Copy the lines below as they are; omit the images they contain.

SUPPLIED RECORDS:

↓↓↓

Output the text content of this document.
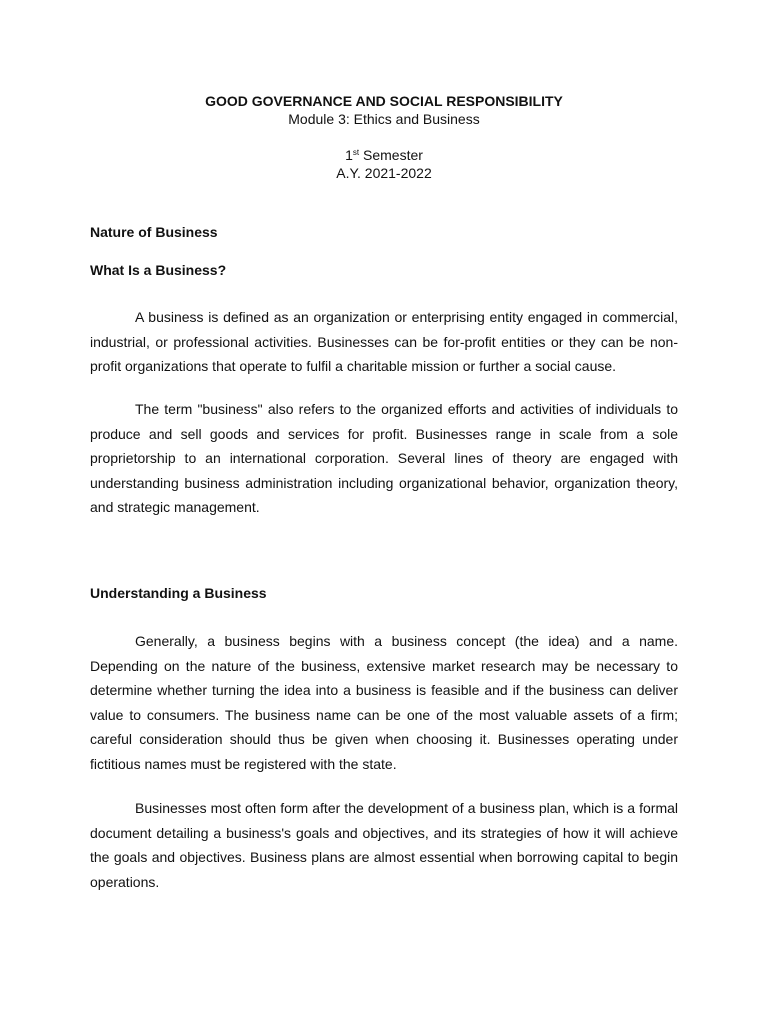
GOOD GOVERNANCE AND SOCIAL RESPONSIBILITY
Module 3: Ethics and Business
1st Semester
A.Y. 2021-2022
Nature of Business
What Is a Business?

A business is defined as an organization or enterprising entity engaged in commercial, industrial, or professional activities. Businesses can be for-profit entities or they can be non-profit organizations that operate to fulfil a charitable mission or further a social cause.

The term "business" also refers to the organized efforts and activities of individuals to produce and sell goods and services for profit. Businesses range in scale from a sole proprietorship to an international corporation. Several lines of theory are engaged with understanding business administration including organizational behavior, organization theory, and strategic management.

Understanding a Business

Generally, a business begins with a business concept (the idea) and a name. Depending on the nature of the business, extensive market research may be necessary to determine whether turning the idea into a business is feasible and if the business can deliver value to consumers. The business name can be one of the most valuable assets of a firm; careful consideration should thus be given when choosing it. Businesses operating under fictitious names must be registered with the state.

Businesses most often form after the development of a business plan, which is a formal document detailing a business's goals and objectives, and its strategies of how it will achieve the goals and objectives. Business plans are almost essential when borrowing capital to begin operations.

↑↑↑

OUTPUT OF THE EXERCISE:
Output the text content of this document.
GOOD GOVERNANCE AND SOCIAL RESPONSIBILITY
Module 3: Ethics and Business
1st Semester
A.Y. 2021-2022
Nature of Business
What Is a Business?

A business is defined as an organization or enterprising entity engaged in commercial, industrial, or professional activities. Businesses can be for-profit entities or they can be non-profit organizations that operate to fulfil a charitable mission or further a social cause.

The term "business" also refers to the organized efforts and activities of individuals to produce and sell goods and services for profit. Businesses range in scale from a sole proprietorship to an international corporation. Several lines of theory are engaged with understanding business administration including organizational behavior, organization theory, and strategic management.

Understanding a Business

Generally, a business begins with a business concept (the idea) and a name. Depending on the nature of the business, extensive market research may be necessary to determine whether turning the idea into a business is feasible and if the business can deliver value to consumers. The business name can be one of the most valuable assets of a firm; careful consideration should thus be given when choosing it. Businesses operating under fictitious names must be registered with the state.

Businesses most often form after the development of a business plan, which is a formal document detailing a business's goals and objectives, and its strategies of how it will achieve the goals and objectives. Business plans are almost essential when borrowing capital to begin operations.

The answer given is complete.